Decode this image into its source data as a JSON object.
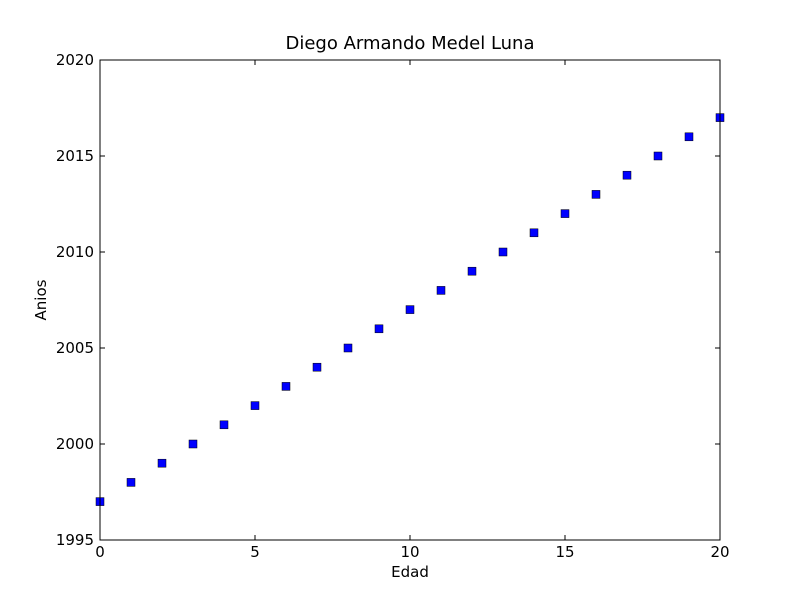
{
  "chart_data": {
    "type": "scatter",
    "title": "Diego Armando Medel Luna",
    "xlabel": "Edad",
    "ylabel": "Anios",
    "xlim": [
      0,
      20
    ],
    "ylim": [
      1995,
      2020
    ],
    "xticks": [
      0,
      5,
      10,
      15,
      20
    ],
    "yticks": [
      1995,
      2000,
      2005,
      2010,
      2015,
      2020
    ],
    "grid": false,
    "marker": "square",
    "marker_color": "#0000ff",
    "series": [
      {
        "x": [
          0,
          1,
          2,
          3,
          4,
          5,
          6,
          7,
          8,
          9,
          10,
          11,
          12,
          13,
          14,
          15,
          16,
          17,
          18,
          19,
          20
        ],
        "y": [
          1997,
          1998,
          1999,
          2000,
          2001,
          2002,
          2003,
          2004,
          2005,
          2006,
          2007,
          2008,
          2009,
          2010,
          2011,
          2012,
          2013,
          2014,
          2015,
          2016,
          2017
        ]
      }
    ]
  }
}
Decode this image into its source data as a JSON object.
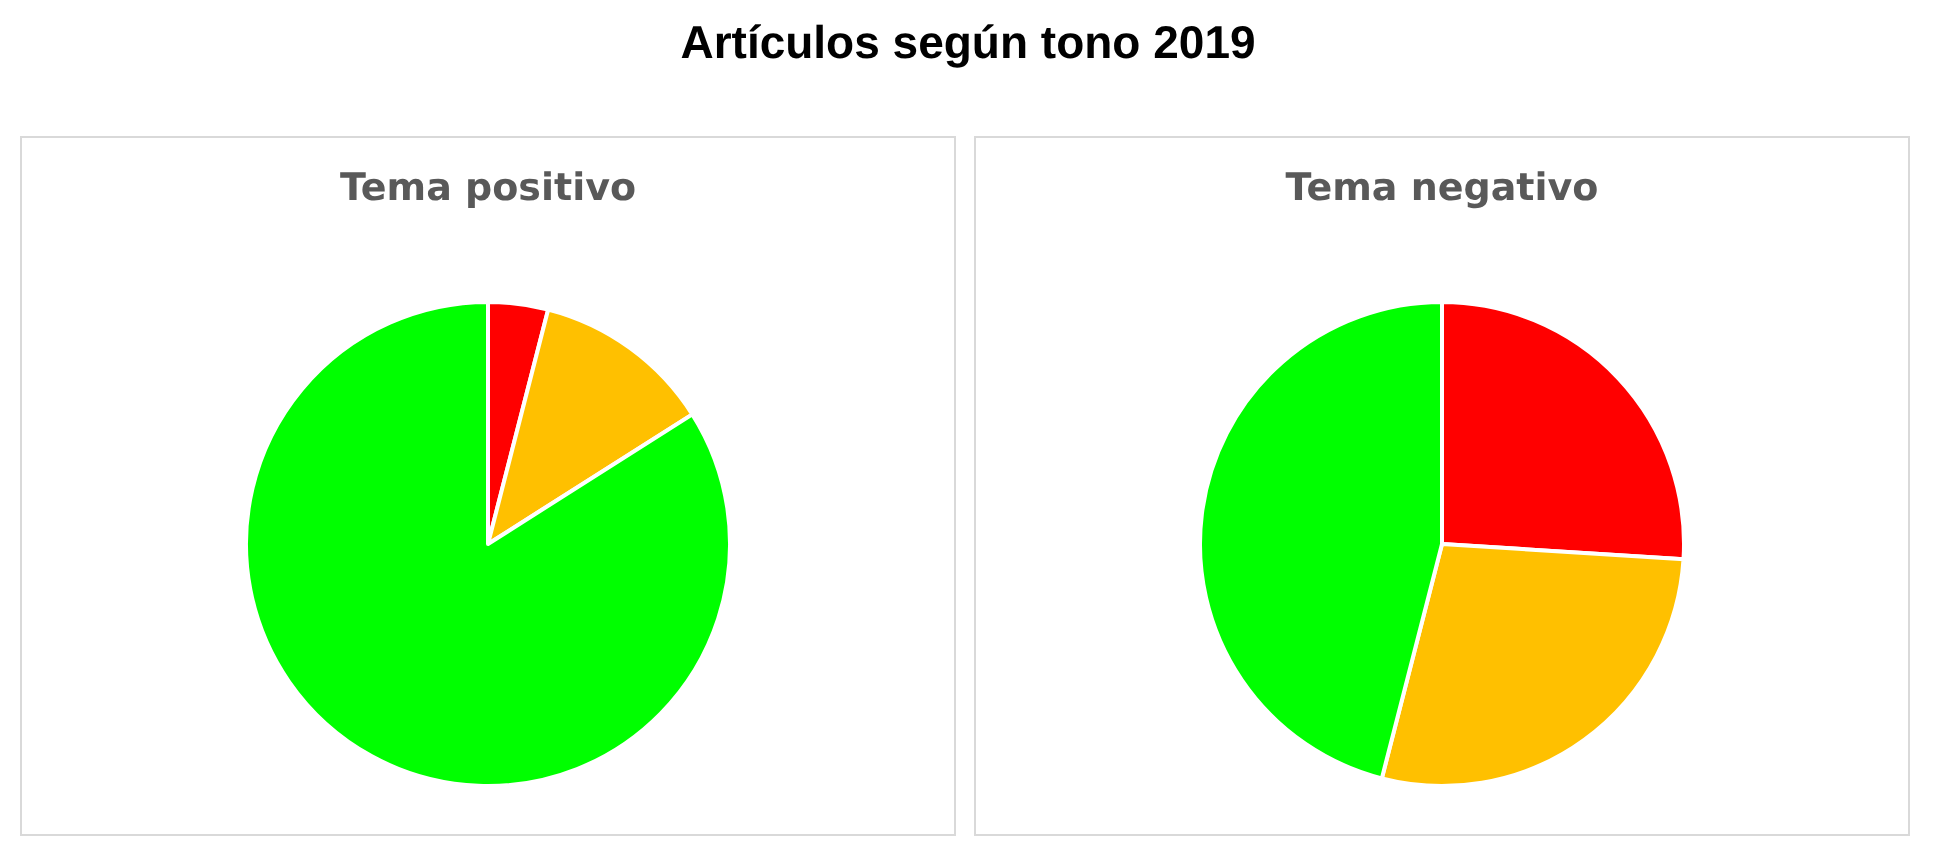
{
  "chart_data": [
    {
      "type": "other",
      "title": "Artículos según tono 2019"
    },
    {
      "type": "pie",
      "title": "Tema positivo",
      "categories": [
        null,
        null,
        null
      ],
      "values": [
        4,
        12,
        84
      ],
      "colors": [
        "#ff0000",
        "#ffc000",
        "#00ff00"
      ]
    },
    {
      "type": "pie",
      "title": "Tema negativo",
      "categories": [
        null,
        null,
        null
      ],
      "values": [
        26,
        28,
        46
      ],
      "colors": [
        "#ff0000",
        "#ffc000",
        "#00ff00"
      ]
    }
  ]
}
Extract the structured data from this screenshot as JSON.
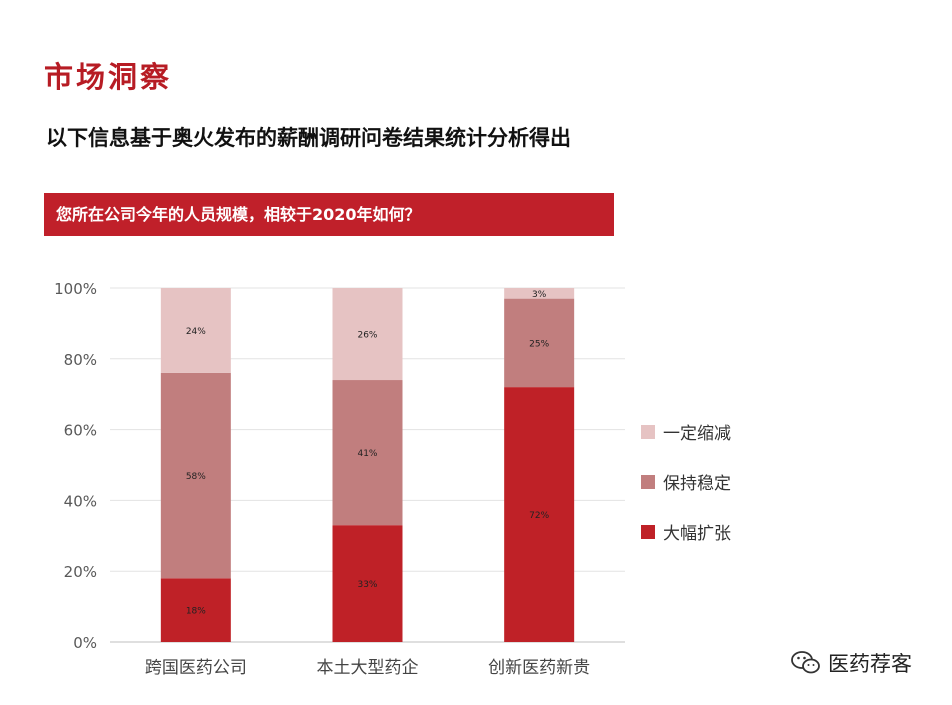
{
  "header": {
    "title": "市场洞察",
    "subtitle": "以下信息基于奥火发布的薪酬调研问卷结果统计分析得出",
    "question": "您所在公司今年的人员规模，相较于2020年如何？"
  },
  "watermark": {
    "text": "医药荐客",
    "icon": "wechat-icon"
  },
  "chart_data": {
    "type": "bar",
    "stacked": true,
    "categories": [
      "跨国医药公司",
      "本土大型药企",
      "创新医药新贵"
    ],
    "series": [
      {
        "name": "大幅扩张",
        "values": [
          18,
          33,
          72
        ],
        "labels": [
          "18%",
          "33%",
          "72%"
        ],
        "color": "#bf2127"
      },
      {
        "name": "保持稳定",
        "values": [
          58,
          41,
          25
        ],
        "labels": [
          "58%",
          "41%",
          "25%"
        ],
        "color": "#c17e7e"
      },
      {
        "name": "一定缩减",
        "values": [
          24,
          26,
          3
        ],
        "labels": [
          "24%",
          "26%",
          "3%"
        ],
        "color": "#e6c3c3"
      }
    ],
    "yticks": [
      "0%",
      "20%",
      "40%",
      "60%",
      "80%",
      "100%"
    ],
    "ylim": [
      0,
      100
    ],
    "grid": true,
    "legend": "right"
  }
}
:::::
• [THE REQUEST] From the records given above, reproduce all text exactly and exclude each picture.

• [COMPLETED TASK]
Decode this image into its source data as a JSON object.
{
  "chart_data": {
    "type": "scatter",
    "title": "Diego Armando Medel Luna",
    "xlabel": "Edad",
    "ylabel": "Anios",
    "xlim": [
      0,
      20
    ],
    "ylim": [
      1995,
      2020
    ],
    "xticks": [
      0,
      5,
      10,
      15,
      20
    ],
    "yticks": [
      1995,
      2000,
      2005,
      2010,
      2015,
      2020
    ],
    "grid": false,
    "marker": "square",
    "marker_color": "#0000ff",
    "series": [
      {
        "x": [
          0,
          1,
          2,
          3,
          4,
          5,
          6,
          7,
          8,
          9,
          10,
          11,
          12,
          13,
          14,
          15,
          16,
          17,
          18,
          19,
          20
        ],
        "y": [
          1997,
          1998,
          1999,
          2000,
          2001,
          2002,
          2003,
          2004,
          2005,
          2006,
          2007,
          2008,
          2009,
          2010,
          2011,
          2012,
          2013,
          2014,
          2015,
          2016,
          2017
        ]
      }
    ]
  }
}
Decode this image into its source data as a JSON object.
{
  "chart_data": [
    {
      "type": "other",
      "title": "Artículos según tono 2019"
    },
    {
      "type": "pie",
      "title": "Tema positivo",
      "categories": [
        null,
        null,
        null
      ],
      "values": [
        4,
        12,
        84
      ],
      "colors": [
        "#ff0000",
        "#ffc000",
        "#00ff00"
      ]
    },
    {
      "type": "pie",
      "title": "Tema negativo",
      "categories": [
        null,
        null,
        null
      ],
      "values": [
        26,
        28,
        46
      ],
      "colors": [
        "#ff0000",
        "#ffc000",
        "#00ff00"
      ]
    }
  ]
}
Extract the structured data from this screenshot as JSON.
{
  "header": {
    "title": "市场洞察",
    "subtitle": "以下信息基于奥火发布的薪酬调研问卷结果统计分析得出",
    "question": "您所在公司今年的人员规模，相较于2020年如何？"
  },
  "watermark": {
    "text": "医药荐客",
    "icon": "wechat-icon"
  },
  "chart_data": {
    "type": "bar",
    "stacked": true,
    "categories": [
      "跨国医药公司",
      "本土大型药企",
      "创新医药新贵"
    ],
    "series": [
      {
        "name": "大幅扩张",
        "values": [
          18,
          33,
          72
        ],
        "labels": [
          "18%",
          "33%",
          "72%"
        ],
        "color": "#bf2127"
      },
      {
        "name": "保持稳定",
        "values": [
          58,
          41,
          25
        ],
        "labels": [
          "58%",
          "41%",
          "25%"
        ],
        "color": "#c17e7e"
      },
      {
        "name": "一定缩减",
        "values": [
          24,
          26,
          3
        ],
        "labels": [
          "24%",
          "26%",
          "3%"
        ],
        "color": "#e6c3c3"
      }
    ],
    "yticks": [
      "0%",
      "20%",
      "40%",
      "60%",
      "80%",
      "100%"
    ],
    "ylim": [
      0,
      100
    ],
    "grid": true,
    "legend": "right"
  }
}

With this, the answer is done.